#### Brief
Reproduce all the entries exactly.

#### Extracted material
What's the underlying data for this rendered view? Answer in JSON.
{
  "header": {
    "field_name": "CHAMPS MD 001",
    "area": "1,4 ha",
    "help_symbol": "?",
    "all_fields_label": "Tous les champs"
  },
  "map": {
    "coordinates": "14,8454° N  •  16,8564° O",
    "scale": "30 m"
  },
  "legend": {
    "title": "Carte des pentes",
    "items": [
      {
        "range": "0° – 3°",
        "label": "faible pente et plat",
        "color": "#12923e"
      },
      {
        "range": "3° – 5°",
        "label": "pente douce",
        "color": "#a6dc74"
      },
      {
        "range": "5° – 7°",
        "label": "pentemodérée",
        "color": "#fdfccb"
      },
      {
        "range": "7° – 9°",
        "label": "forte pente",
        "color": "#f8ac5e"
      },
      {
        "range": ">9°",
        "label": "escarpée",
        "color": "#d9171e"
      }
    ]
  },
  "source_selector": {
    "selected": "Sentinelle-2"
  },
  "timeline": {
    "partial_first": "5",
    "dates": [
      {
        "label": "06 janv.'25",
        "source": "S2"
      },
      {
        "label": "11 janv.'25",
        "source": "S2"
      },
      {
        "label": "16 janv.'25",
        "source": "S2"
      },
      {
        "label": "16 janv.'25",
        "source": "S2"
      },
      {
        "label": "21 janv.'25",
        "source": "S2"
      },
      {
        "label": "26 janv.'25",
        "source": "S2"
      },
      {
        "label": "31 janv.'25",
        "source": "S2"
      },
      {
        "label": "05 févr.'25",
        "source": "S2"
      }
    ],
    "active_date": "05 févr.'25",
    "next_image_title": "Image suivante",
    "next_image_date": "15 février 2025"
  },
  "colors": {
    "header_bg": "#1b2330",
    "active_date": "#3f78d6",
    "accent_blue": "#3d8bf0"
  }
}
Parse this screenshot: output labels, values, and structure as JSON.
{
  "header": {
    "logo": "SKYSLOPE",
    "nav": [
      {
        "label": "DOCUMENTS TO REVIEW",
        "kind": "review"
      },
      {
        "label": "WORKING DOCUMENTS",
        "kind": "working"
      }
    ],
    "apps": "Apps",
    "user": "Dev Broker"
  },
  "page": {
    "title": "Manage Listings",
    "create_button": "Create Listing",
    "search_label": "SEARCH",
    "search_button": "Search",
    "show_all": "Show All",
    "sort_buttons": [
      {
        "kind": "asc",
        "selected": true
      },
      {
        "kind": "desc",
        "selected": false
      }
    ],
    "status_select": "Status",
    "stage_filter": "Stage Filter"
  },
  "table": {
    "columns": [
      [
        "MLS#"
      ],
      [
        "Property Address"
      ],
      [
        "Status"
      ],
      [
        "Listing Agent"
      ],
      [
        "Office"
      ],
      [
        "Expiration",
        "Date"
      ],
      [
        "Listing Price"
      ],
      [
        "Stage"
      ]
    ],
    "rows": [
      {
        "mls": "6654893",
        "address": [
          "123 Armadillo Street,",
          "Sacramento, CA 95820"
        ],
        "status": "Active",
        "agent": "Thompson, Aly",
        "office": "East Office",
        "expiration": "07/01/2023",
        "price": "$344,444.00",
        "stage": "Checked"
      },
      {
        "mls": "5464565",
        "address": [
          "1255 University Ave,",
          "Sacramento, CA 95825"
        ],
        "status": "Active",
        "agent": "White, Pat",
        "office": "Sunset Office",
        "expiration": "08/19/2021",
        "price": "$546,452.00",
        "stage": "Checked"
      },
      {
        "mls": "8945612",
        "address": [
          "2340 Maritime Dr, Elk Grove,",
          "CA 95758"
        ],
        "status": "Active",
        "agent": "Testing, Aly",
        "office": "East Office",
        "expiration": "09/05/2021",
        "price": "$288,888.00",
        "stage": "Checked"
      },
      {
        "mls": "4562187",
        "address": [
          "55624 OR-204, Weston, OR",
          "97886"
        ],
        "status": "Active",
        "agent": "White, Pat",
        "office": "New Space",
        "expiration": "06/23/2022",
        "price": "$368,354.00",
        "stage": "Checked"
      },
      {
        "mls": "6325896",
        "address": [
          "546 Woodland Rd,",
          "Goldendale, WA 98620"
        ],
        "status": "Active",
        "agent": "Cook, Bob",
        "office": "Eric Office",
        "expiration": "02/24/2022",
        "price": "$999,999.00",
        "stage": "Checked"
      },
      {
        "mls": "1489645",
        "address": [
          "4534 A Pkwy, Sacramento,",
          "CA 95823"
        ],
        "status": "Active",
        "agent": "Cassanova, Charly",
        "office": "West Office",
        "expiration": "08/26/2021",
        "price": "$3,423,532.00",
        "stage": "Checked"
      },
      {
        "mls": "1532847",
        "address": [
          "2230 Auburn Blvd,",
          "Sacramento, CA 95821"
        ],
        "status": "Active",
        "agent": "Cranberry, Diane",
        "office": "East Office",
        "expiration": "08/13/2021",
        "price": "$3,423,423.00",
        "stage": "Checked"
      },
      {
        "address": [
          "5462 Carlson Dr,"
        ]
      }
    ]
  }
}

#### Problem solution
What's the underlying data for this rendered view? Answer in JSON.
{
  "header": {
    "field_name": "CHAMPS MD 001",
    "area": "1,4 ha",
    "help_symbol": "?",
    "all_fields_label": "Tous les champs"
  },
  "map": {
    "coordinates": "14,8454° N  •  16,8564° O",
    "scale": "30 m"
  },
  "legend": {
    "title": "Carte des pentes",
    "items": [
      {
        "range": "0° – 3°",
        "label": "faible pente et plat",
        "color": "#12923e"
      },
      {
        "range": "3° – 5°",
        "label": "pente douce",
        "color": "#a6dc74"
      },
      {
        "range": "5° – 7°",
        "label": "pentemodérée",
        "color": "#fdfccb"
      },
      {
        "range": "7° – 9°",
        "label": "forte pente",
        "color": "#f8ac5e"
      },
      {
        "range": ">9°",
        "label": "escarpée",
        "color": "#d9171e"
      }
    ]
  },
  "source_selector": {
    "selected": "Sentinelle-2"
  },
  "timeline": {
    "partial_first": "5",
    "dates": [
      {
        "label": "06 janv.'25",
        "source": "S2"
      },
      {
        "label": "11 janv.'25",
        "source": "S2"
      },
      {
        "label": "16 janv.'25",
        "source": "S2"
      },
      {
        "label": "16 janv.'25",
        "source": "S2"
      },
      {
        "label": "21 janv.'25",
        "source": "S2"
      },
      {
        "label": "26 janv.'25",
        "source": "S2"
      },
      {
        "label": "31 janv.'25",
        "source": "S2"
      },
      {
        "label": "05 févr.'25",
        "source": "S2"
      }
    ],
    "active_date": "05 févr.'25",
    "next_image_title": "Image suivante",
    "next_image_date": "15 février 2025"
  },
  "colors": {
    "header_bg": "#1b2330",
    "active_date": "#3f78d6",
    "accent_blue": "#3d8bf0"
  }
}
Parse this screenshot: output labels, values, and structure as JSON.
{
  "header": {
    "logo": "SKYSLOPE",
    "nav": [
      {
        "label": "DOCUMENTS TO REVIEW",
        "kind": "review"
      },
      {
        "label": "WORKING DOCUMENTS",
        "kind": "working"
      }
    ],
    "apps": "Apps",
    "user": "Dev Broker"
  },
  "page": {
    "title": "Manage Listings",
    "create_button": "Create Listing",
    "search_label": "SEARCH",
    "search_button": "Search",
    "show_all": "Show All",
    "sort_buttons": [
      {
        "kind": "asc",
        "selected": true
      },
      {
        "kind": "desc",
        "selected": false
      }
    ],
    "status_select": "Status",
    "stage_filter": "Stage Filter"
  },
  "table": {
    "columns": [
      [
        "MLS#"
      ],
      [
        "Property Address"
      ],
      [
        "Status"
      ],
      [
        "Listing Agent"
      ],
      [
        "Office"
      ],
      [
        "Expiration",
        "Date"
      ],
      [
        "Listing Price"
      ],
      [
        "Stage"
      ]
    ],
    "rows": [
      {
        "mls": "6654893",
        "address": [
          "123 Armadillo Street,",
          "Sacramento, CA 95820"
        ],
        "status": "Active",
        "agent": "Thompson, Aly",
        "office": "East Office",
        "expiration": "07/01/2023",
        "price": "$344,444.00",
        "stage": "Checked"
      },
      {
        "mls": "5464565",
        "address": [
          "1255 University Ave,",
          "Sacramento, CA 95825"
        ],
        "status": "Active",
        "agent": "White, Pat",
        "office": "Sunset Office",
        "expiration": "08/19/2021",
        "price": "$546,452.00",
        "stage": "Checked"
      },
      {
        "mls": "8945612",
        "address": [
          "2340 Maritime Dr, Elk Grove,",
          "CA 95758"
        ],
        "status": "Active",
        "agent": "Testing, Aly",
        "office": "East Office",
        "expiration": "09/05/2021",
        "price": "$288,888.00",
        "stage": "Checked"
      },
      {
        "mls": "4562187",
        "address": [
          "55624 OR-204, Weston, OR",
          "97886"
        ],
        "status": "Active",
        "agent": "White, Pat",
        "office": "New Space",
        "expiration": "06/23/2022",
        "price": "$368,354.00",
        "stage": "Checked"
      },
      {
        "mls": "6325896",
        "address": [
          "546 Woodland Rd,",
          "Goldendale, WA 98620"
        ],
        "status": "Active",
        "agent": "Cook, Bob",
        "office": "Eric Office",
        "expiration": "02/24/2022",
        "price": "$999,999.00",
        "stage": "Checked"
      },
      {
        "mls": "1489645",
        "address": [
          "4534 A Pkwy, Sacramento,",
          "CA 95823"
        ],
        "status": "Active",
        "agent": "Cassanova, Charly",
        "office": "West Office",
        "expiration": "08/26/2021",
        "price": "$3,423,532.00",
        "stage": "Checked"
      },
      {
        "mls": "1532847",
        "address": [
          "2230 Auburn Blvd,",
          "Sacramento, CA 95821"
        ],
        "status": "Active",
        "agent": "Cranberry, Diane",
        "office": "East Office",
        "expiration": "08/13/2021",
        "price": "$3,423,423.00",
        "stage": "Checked"
      },
      {
        "address": [
          "5462 Carlson Dr,"
        ]
      }
    ]
  }
}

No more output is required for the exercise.